# LISTED RECORDS
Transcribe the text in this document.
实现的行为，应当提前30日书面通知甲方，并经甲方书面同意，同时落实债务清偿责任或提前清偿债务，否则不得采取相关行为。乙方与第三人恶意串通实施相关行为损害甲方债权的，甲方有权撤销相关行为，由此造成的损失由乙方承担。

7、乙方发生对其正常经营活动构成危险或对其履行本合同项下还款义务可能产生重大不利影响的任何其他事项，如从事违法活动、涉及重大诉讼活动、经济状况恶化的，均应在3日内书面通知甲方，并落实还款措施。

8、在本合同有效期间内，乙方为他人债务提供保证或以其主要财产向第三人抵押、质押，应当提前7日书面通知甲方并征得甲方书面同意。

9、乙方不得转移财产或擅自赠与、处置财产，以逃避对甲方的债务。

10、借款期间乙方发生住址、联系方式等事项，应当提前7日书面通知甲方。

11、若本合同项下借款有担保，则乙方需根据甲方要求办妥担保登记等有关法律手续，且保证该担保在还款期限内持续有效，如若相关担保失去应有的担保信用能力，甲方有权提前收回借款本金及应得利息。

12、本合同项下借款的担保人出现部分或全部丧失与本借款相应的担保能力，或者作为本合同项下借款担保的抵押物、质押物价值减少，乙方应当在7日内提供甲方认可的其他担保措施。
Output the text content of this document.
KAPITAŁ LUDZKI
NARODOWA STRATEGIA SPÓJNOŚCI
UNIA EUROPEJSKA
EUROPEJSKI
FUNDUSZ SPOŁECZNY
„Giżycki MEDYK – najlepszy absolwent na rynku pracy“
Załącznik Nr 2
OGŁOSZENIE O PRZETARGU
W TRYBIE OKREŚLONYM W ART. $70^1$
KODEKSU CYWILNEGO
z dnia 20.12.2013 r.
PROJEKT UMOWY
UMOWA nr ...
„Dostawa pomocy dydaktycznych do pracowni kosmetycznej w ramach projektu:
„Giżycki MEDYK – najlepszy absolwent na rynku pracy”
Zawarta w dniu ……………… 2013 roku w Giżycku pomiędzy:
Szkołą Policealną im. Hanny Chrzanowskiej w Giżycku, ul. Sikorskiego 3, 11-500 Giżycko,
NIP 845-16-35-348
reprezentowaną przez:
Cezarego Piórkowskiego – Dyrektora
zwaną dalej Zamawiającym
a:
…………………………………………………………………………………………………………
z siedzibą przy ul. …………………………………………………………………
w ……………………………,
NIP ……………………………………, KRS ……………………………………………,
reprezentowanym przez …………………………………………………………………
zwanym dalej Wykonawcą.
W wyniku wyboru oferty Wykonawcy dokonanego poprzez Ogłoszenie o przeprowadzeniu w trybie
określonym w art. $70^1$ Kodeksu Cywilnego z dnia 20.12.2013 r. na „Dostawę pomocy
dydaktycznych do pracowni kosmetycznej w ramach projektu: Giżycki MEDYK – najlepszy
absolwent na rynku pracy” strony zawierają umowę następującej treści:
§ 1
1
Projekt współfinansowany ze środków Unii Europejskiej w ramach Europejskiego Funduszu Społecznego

# PROBLEM DESCRIPTION
Quote every line of the data, word for word.

# OUTPUT
Transcribe the text in this document.
实现的行为，应当提前30日书面通知甲方，并经甲方书面同意，同时落实债务清偿责任或提前清偿债务，否则不得采取相关行为。乙方与第三人恶意串通实施相关行为损害甲方债权的，甲方有权撤销相关行为，由此造成的损失由乙方承担。

7、乙方发生对其正常经营活动构成危险或对其履行本合同项下还款义务可能产生重大不利影响的任何其他事项，如从事违法活动、涉及重大诉讼活动、经济状况恶化的，均应在3日内书面通知甲方，并落实还款措施。

8、在本合同有效期间内，乙方为他人债务提供保证或以其主要财产向第三人抵押、质押，应当提前7日书面通知甲方并征得甲方书面同意。

9、乙方不得转移财产或擅自赠与、处置财产，以逃避对甲方的债务。

10、借款期间乙方发生住址、联系方式等事项，应当提前7日书面通知甲方。

11、若本合同项下借款有担保，则乙方需根据甲方要求办妥担保登记等有关法律手续，且保证该担保在还款期限内持续有效，如若相关担保失去应有的担保信用能力，甲方有权提前收回借款本金及应得利息。

12、本合同项下借款的担保人出现部分或全部丧失与本借款相应的担保能力，或者作为本合同项下借款担保的抵押物、质押物价值减少，乙方应当在7日内提供甲方认可的其他担保措施。
Output the text content of this document.
KAPITAŁ LUDZKI
NARODOWA STRATEGIA SPÓJNOŚCI
UNIA EUROPEJSKA
EUROPEJSKI
FUNDUSZ SPOŁECZNY
„Giżycki MEDYK – najlepszy absolwent na rynku pracy“
Załącznik Nr 2
OGŁOSZENIE O PRZETARGU
W TRYBIE OKREŚLONYM W ART. $70^1$
KODEKSU CYWILNEGO
z dnia 20.12.2013 r.
PROJEKT UMOWY
UMOWA nr ...
„Dostawa pomocy dydaktycznych do pracowni kosmetycznej w ramach projektu:
„Giżycki MEDYK – najlepszy absolwent na rynku pracy”
Zawarta w dniu ……………… 2013 roku w Giżycku pomiędzy:
Szkołą Policealną im. Hanny Chrzanowskiej w Giżycku, ul. Sikorskiego 3, 11-500 Giżycko,
NIP 845-16-35-348
reprezentowaną przez:
Cezarego Piórkowskiego – Dyrektora
zwaną dalej Zamawiającym
a:
…………………………………………………………………………………………………………
z siedzibą przy ul. …………………………………………………………………
w ……………………………,
NIP ……………………………………, KRS ……………………………………………,
reprezentowanym przez …………………………………………………………………
zwanym dalej Wykonawcą.
W wyniku wyboru oferty Wykonawcy dokonanego poprzez Ogłoszenie o przeprowadzeniu w trybie
określonym w art. $70^1$ Kodeksu Cywilnego z dnia 20.12.2013 r. na „Dostawę pomocy
dydaktycznych do pracowni kosmetycznej w ramach projektu: Giżycki MEDYK – najlepszy
absolwent na rynku pracy” strony zawierają umowę następującej treści:
§ 1
1
Projekt współfinansowany ze środków Unii Europejskiej w ramach Europejskiego Funduszu Społecznego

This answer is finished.